- THE EXERCISE
Copy the lines holding the word "JSON", all of them.

- INPUT RECORDS
########
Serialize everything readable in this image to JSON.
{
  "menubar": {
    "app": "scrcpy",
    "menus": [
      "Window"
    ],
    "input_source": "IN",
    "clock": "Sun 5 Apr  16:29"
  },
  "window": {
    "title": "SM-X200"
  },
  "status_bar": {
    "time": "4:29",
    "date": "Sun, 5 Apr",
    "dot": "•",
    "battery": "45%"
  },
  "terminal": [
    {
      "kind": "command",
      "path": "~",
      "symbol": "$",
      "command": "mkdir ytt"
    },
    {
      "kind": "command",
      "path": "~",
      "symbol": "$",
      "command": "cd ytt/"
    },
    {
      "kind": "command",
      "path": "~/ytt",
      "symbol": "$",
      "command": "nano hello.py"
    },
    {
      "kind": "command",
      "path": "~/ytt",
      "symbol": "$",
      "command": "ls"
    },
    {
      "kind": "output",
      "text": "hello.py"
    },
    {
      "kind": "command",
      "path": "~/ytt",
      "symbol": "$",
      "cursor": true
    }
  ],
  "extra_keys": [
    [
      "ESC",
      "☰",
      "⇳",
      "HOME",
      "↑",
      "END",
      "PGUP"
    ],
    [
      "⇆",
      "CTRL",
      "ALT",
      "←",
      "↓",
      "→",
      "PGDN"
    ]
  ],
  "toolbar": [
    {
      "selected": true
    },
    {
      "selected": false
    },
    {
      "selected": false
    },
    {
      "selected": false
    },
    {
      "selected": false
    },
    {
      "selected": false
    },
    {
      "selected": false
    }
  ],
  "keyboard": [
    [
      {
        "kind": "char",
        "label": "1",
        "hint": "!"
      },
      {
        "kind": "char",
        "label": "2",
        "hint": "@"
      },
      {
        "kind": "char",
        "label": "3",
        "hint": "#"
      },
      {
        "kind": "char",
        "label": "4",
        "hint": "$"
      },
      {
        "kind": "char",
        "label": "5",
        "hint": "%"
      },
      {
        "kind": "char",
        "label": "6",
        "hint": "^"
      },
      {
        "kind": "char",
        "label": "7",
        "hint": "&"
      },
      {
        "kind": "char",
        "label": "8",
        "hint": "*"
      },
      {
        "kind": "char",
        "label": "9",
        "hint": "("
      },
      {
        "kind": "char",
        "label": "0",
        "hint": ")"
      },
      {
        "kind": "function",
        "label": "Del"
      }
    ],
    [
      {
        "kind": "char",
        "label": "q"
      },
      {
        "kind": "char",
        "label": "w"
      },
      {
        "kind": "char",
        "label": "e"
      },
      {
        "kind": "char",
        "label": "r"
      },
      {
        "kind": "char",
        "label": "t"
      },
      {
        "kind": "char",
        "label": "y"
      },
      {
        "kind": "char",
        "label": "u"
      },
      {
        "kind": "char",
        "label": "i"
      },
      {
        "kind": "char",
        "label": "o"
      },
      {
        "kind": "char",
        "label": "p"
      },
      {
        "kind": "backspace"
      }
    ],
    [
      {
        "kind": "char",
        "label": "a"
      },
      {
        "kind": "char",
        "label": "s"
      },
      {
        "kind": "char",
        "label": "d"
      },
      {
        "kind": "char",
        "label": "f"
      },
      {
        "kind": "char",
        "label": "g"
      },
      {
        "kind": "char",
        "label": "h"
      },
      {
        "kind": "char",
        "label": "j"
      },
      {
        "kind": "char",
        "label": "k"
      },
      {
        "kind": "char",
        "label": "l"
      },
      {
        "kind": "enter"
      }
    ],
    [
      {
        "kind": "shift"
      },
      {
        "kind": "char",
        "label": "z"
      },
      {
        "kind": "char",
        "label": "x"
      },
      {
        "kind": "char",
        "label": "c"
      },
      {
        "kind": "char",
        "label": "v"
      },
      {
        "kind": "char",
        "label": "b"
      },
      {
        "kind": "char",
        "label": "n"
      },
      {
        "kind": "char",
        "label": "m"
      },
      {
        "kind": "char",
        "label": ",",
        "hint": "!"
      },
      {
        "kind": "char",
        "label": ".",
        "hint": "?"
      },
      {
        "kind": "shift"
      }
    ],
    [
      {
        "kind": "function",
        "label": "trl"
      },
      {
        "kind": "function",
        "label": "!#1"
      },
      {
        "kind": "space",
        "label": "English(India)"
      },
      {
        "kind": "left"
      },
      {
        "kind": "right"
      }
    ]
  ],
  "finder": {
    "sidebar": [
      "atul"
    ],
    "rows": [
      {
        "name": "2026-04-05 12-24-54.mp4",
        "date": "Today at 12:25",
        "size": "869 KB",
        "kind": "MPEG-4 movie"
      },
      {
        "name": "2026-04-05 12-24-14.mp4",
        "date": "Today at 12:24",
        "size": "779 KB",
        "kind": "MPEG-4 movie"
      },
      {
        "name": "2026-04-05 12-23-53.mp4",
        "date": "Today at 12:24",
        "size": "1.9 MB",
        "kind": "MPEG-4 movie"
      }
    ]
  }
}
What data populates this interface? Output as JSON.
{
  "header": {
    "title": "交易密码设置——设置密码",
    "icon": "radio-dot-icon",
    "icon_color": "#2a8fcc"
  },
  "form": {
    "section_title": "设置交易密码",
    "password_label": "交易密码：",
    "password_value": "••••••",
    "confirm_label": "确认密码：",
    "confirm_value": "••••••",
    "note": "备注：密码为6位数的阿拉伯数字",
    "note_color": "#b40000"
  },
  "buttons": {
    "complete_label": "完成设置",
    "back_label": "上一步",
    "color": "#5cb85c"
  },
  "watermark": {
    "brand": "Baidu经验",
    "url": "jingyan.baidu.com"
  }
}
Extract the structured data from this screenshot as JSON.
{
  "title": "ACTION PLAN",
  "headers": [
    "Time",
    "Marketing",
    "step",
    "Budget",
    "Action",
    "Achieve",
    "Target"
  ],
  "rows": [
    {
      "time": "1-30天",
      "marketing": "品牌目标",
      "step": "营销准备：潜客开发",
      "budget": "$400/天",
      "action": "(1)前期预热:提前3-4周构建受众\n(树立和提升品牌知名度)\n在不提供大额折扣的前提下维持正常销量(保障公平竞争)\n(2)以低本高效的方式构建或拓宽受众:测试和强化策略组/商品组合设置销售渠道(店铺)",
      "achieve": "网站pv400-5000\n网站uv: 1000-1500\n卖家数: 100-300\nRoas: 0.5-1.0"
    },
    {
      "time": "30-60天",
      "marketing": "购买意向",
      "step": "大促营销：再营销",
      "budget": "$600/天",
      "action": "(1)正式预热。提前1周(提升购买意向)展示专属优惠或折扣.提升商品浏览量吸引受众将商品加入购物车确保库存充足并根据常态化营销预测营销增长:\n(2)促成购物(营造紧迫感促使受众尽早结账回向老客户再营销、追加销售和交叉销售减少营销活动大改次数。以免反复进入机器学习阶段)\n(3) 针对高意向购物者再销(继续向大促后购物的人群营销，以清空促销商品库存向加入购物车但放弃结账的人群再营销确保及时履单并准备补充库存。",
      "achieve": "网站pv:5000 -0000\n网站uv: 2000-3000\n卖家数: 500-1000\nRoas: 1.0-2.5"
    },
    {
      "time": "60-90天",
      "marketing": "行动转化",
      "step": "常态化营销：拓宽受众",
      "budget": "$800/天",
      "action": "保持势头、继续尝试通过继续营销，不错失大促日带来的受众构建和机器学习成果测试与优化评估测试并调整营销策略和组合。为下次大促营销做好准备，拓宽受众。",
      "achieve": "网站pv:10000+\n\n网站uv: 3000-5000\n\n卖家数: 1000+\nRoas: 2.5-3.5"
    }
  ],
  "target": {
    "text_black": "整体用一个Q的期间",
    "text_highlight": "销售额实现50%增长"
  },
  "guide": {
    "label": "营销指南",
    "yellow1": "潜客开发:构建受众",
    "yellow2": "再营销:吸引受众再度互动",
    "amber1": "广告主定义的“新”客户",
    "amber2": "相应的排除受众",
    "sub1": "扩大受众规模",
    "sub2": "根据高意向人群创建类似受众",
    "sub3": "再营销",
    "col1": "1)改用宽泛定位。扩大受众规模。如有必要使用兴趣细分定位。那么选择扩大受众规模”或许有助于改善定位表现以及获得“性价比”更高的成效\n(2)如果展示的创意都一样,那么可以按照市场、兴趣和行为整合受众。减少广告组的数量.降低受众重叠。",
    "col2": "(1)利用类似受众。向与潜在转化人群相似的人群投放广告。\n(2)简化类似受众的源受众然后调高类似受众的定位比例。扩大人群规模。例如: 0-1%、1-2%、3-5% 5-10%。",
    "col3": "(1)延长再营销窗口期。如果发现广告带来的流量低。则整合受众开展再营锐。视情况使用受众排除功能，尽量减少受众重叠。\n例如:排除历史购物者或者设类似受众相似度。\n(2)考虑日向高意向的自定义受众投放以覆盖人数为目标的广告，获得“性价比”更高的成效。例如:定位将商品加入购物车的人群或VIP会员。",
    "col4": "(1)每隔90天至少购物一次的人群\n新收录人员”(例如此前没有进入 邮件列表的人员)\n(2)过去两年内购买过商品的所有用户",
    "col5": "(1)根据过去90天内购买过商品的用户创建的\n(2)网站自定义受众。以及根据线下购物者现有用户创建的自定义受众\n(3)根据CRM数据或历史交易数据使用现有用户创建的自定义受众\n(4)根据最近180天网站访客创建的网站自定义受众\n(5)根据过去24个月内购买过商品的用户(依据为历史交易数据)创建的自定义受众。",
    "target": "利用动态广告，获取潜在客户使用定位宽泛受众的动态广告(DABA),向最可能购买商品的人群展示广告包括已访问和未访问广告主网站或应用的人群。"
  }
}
########
- COMPLETE RESPONSE
Serialize everything readable in this image to JSON.
What data populates this interface? Output as JSON.
Extract the structured data from this screenshot as JSON.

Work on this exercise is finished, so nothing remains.